▶ _What to work on_
With nothing left out, repeat every entry exactly.

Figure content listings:
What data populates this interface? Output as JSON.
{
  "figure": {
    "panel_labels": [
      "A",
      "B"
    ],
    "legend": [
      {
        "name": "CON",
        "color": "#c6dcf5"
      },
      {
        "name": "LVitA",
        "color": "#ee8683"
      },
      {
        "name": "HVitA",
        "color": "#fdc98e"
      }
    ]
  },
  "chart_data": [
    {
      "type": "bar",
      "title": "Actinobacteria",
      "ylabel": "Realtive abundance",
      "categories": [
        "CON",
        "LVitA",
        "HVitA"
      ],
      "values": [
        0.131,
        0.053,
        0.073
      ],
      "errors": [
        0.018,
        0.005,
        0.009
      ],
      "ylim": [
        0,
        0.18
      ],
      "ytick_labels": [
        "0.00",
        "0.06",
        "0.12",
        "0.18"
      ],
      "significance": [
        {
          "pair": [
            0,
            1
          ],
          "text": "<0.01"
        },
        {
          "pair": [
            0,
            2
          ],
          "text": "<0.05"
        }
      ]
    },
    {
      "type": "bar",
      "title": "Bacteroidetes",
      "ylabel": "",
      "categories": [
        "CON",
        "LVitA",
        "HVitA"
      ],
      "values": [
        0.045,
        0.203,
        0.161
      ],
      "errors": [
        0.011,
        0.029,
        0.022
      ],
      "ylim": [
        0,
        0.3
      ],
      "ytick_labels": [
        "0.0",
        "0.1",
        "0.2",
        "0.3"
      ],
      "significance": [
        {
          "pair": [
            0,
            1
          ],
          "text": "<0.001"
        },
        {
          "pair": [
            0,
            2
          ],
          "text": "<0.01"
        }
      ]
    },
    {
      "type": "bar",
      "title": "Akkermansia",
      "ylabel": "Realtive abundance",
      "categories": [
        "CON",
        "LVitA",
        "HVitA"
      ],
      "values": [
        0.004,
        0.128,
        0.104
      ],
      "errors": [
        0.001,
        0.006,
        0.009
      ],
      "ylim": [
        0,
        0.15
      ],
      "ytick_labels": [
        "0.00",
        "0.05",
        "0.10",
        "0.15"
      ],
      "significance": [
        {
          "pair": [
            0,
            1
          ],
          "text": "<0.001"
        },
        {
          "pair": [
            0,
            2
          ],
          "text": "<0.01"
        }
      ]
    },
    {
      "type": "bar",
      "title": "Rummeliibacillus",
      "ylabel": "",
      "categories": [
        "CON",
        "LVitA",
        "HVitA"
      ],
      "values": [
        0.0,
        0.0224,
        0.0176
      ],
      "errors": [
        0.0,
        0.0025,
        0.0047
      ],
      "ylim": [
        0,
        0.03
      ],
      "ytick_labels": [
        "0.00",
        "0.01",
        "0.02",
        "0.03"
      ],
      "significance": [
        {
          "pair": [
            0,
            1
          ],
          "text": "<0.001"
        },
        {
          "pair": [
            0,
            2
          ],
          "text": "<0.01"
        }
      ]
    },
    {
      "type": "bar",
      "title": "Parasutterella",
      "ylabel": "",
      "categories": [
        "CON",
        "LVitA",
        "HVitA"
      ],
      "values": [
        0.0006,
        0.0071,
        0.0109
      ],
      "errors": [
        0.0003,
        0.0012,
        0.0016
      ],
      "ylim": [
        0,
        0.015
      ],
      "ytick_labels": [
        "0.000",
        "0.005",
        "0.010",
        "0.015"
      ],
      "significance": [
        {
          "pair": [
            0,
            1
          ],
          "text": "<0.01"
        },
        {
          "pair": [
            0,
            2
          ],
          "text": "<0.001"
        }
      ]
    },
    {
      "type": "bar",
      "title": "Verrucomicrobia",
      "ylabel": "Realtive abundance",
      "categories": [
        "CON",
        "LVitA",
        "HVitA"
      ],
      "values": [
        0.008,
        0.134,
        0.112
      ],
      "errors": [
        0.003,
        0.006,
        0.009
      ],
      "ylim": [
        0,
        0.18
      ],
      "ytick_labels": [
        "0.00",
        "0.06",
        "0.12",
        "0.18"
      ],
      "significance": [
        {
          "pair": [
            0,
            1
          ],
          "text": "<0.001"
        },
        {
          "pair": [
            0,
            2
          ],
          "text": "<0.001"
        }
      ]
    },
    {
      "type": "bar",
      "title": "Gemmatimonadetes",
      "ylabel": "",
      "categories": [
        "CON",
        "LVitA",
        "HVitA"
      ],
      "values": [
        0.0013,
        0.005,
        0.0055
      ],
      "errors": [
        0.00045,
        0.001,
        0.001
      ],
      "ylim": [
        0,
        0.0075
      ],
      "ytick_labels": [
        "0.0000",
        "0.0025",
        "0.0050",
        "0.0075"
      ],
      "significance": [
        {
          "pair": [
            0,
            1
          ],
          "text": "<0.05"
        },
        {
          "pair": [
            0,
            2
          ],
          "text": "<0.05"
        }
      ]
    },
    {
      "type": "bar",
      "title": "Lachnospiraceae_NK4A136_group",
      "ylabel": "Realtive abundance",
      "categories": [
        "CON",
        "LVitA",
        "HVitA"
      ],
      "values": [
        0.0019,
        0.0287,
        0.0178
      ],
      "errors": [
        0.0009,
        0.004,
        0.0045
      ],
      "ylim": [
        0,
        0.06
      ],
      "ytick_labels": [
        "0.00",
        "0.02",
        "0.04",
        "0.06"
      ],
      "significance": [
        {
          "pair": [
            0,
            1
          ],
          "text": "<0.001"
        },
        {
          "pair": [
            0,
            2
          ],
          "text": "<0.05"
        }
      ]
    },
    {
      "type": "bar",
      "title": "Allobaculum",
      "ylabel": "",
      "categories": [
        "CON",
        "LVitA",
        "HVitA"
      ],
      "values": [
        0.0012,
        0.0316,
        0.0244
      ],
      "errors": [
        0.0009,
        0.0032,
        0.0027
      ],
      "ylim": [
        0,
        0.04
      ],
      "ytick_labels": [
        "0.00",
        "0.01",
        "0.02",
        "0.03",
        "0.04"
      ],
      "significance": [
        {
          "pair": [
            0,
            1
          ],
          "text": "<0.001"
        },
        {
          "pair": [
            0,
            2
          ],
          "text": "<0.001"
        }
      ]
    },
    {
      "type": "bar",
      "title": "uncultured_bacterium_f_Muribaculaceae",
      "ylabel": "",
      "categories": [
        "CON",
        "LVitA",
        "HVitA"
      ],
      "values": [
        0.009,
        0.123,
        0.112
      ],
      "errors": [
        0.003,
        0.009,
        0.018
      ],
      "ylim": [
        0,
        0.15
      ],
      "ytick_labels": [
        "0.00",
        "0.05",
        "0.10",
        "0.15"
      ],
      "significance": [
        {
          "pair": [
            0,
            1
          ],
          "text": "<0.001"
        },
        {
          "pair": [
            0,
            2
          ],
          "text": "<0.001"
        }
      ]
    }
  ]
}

▶ _Exercise answer_
What data populates this interface? Output as JSON.
{
  "figure": {
    "panel_labels": [
      "A",
      "B"
    ],
    "legend": [
      {
        "name": "CON",
        "color": "#c6dcf5"
      },
      {
        "name": "LVitA",
        "color": "#ee8683"
      },
      {
        "name": "HVitA",
        "color": "#fdc98e"
      }
    ]
  },
  "chart_data": [
    {
      "type": "bar",
      "title": "Actinobacteria",
      "ylabel": "Realtive abundance",
      "categories": [
        "CON",
        "LVitA",
        "HVitA"
      ],
      "values": [
        0.131,
        0.053,
        0.073
      ],
      "errors": [
        0.018,
        0.005,
        0.009
      ],
      "ylim": [
        0,
        0.18
      ],
      "ytick_labels": [
        "0.00",
        "0.06",
        "0.12",
        "0.18"
      ],
      "significance": [
        {
          "pair": [
            0,
            1
          ],
          "text": "<0.01"
        },
        {
          "pair": [
            0,
            2
          ],
          "text": "<0.05"
        }
      ]
    },
    {
      "type": "bar",
      "title": "Bacteroidetes",
      "ylabel": "",
      "categories": [
        "CON",
        "LVitA",
        "HVitA"
      ],
      "values": [
        0.045,
        0.203,
        0.161
      ],
      "errors": [
        0.011,
        0.029,
        0.022
      ],
      "ylim": [
        0,
        0.3
      ],
      "ytick_labels": [
        "0.0",
        "0.1",
        "0.2",
        "0.3"
      ],
      "significance": [
        {
          "pair": [
            0,
            1
          ],
          "text": "<0.001"
        },
        {
          "pair": [
            0,
            2
          ],
          "text": "<0.01"
        }
      ]
    },
    {
      "type": "bar",
      "title": "Akkermansia",
      "ylabel": "Realtive abundance",
      "categories": [
        "CON",
        "LVitA",
        "HVitA"
      ],
      "values": [
        0.004,
        0.128,
        0.104
      ],
      "errors": [
        0.001,
        0.006,
        0.009
      ],
      "ylim": [
        0,
        0.15
      ],
      "ytick_labels": [
        "0.00",
        "0.05",
        "0.10",
        "0.15"
      ],
      "significance": [
        {
          "pair": [
            0,
            1
          ],
          "text": "<0.001"
        },
        {
          "pair": [
            0,
            2
          ],
          "text": "<0.01"
        }
      ]
    },
    {
      "type": "bar",
      "title": "Rummeliibacillus",
      "ylabel": "",
      "categories": [
        "CON",
        "LVitA",
        "HVitA"
      ],
      "values": [
        0.0,
        0.0224,
        0.0176
      ],
      "errors": [
        0.0,
        0.0025,
        0.0047
      ],
      "ylim": [
        0,
        0.03
      ],
      "ytick_labels": [
        "0.00",
        "0.01",
        "0.02",
        "0.03"
      ],
      "significance": [
        {
          "pair": [
            0,
            1
          ],
          "text": "<0.001"
        },
        {
          "pair": [
            0,
            2
          ],
          "text": "<0.01"
        }
      ]
    },
    {
      "type": "bar",
      "title": "Parasutterella",
      "ylabel": "",
      "categories": [
        "CON",
        "LVitA",
        "HVitA"
      ],
      "values": [
        0.0006,
        0.0071,
        0.0109
      ],
      "errors": [
        0.0003,
        0.0012,
        0.0016
      ],
      "ylim": [
        0,
        0.015
      ],
      "ytick_labels": [
        "0.000",
        "0.005",
        "0.010",
        "0.015"
      ],
      "significance": [
        {
          "pair": [
            0,
            1
          ],
          "text": "<0.01"
        },
        {
          "pair": [
            0,
            2
          ],
          "text": "<0.001"
        }
      ]
    },
    {
      "type": "bar",
      "title": "Verrucomicrobia",
      "ylabel": "Realtive abundance",
      "categories": [
        "CON",
        "LVitA",
        "HVitA"
      ],
      "values": [
        0.008,
        0.134,
        0.112
      ],
      "errors": [
        0.003,
        0.006,
        0.009
      ],
      "ylim": [
        0,
        0.18
      ],
      "ytick_labels": [
        "0.00",
        "0.06",
        "0.12",
        "0.18"
      ],
      "significance": [
        {
          "pair": [
            0,
            1
          ],
          "text": "<0.001"
        },
        {
          "pair": [
            0,
            2
          ],
          "text": "<0.001"
        }
      ]
    },
    {
      "type": "bar",
      "title": "Gemmatimonadetes",
      "ylabel": "",
      "categories": [
        "CON",
        "LVitA",
        "HVitA"
      ],
      "values": [
        0.0013,
        0.005,
        0.0055
      ],
      "errors": [
        0.00045,
        0.001,
        0.001
      ],
      "ylim": [
        0,
        0.0075
      ],
      "ytick_labels": [
        "0.0000",
        "0.0025",
        "0.0050",
        "0.0075"
      ],
      "significance": [
        {
          "pair": [
            0,
            1
          ],
          "text": "<0.05"
        },
        {
          "pair": [
            0,
            2
          ],
          "text": "<0.05"
        }
      ]
    },
    {
      "type": "bar",
      "title": "Lachnospiraceae_NK4A136_group",
      "ylabel": "Realtive abundance",
      "categories": [
        "CON",
        "LVitA",
        "HVitA"
      ],
      "values": [
        0.0019,
        0.0287,
        0.0178
      ],
      "errors": [
        0.0009,
        0.004,
        0.0045
      ],
      "ylim": [
        0,
        0.06
      ],
      "ytick_labels": [
        "0.00",
        "0.02",
        "0.04",
        "0.06"
      ],
      "significance": [
        {
          "pair": [
            0,
            1
          ],
          "text": "<0.001"
        },
        {
          "pair": [
            0,
            2
          ],
          "text": "<0.05"
        }
      ]
    },
    {
      "type": "bar",
      "title": "Allobaculum",
      "ylabel": "",
      "categories": [
        "CON",
        "LVitA",
        "HVitA"
      ],
      "values": [
        0.0012,
        0.0316,
        0.0244
      ],
      "errors": [
        0.0009,
        0.0032,
        0.0027
      ],
      "ylim": [
        0,
        0.04
      ],
      "ytick_labels": [
        "0.00",
        "0.01",
        "0.02",
        "0.03",
        "0.04"
      ],
      "significance": [
        {
          "pair": [
            0,
            1
          ],
          "text": "<0.001"
        },
        {
          "pair": [
            0,
            2
          ],
          "text": "<0.001"
        }
      ]
    },
    {
      "type": "bar",
      "title": "uncultured_bacterium_f_Muribaculaceae",
      "ylabel": "",
      "categories": [
        "CON",
        "LVitA",
        "HVitA"
      ],
      "values": [
        0.009,
        0.123,
        0.112
      ],
      "errors": [
        0.003,
        0.009,
        0.018
      ],
      "ylim": [
        0,
        0.15
      ],
      "ytick_labels": [
        "0.00",
        "0.05",
        "0.10",
        "0.15"
      ],
      "significance": [
        {
          "pair": [
            0,
            1
          ],
          "text": "<0.001"
        },
        {
          "pair": [
            0,
            2
          ],
          "text": "<0.001"
        }
      ]
    }
  ]
}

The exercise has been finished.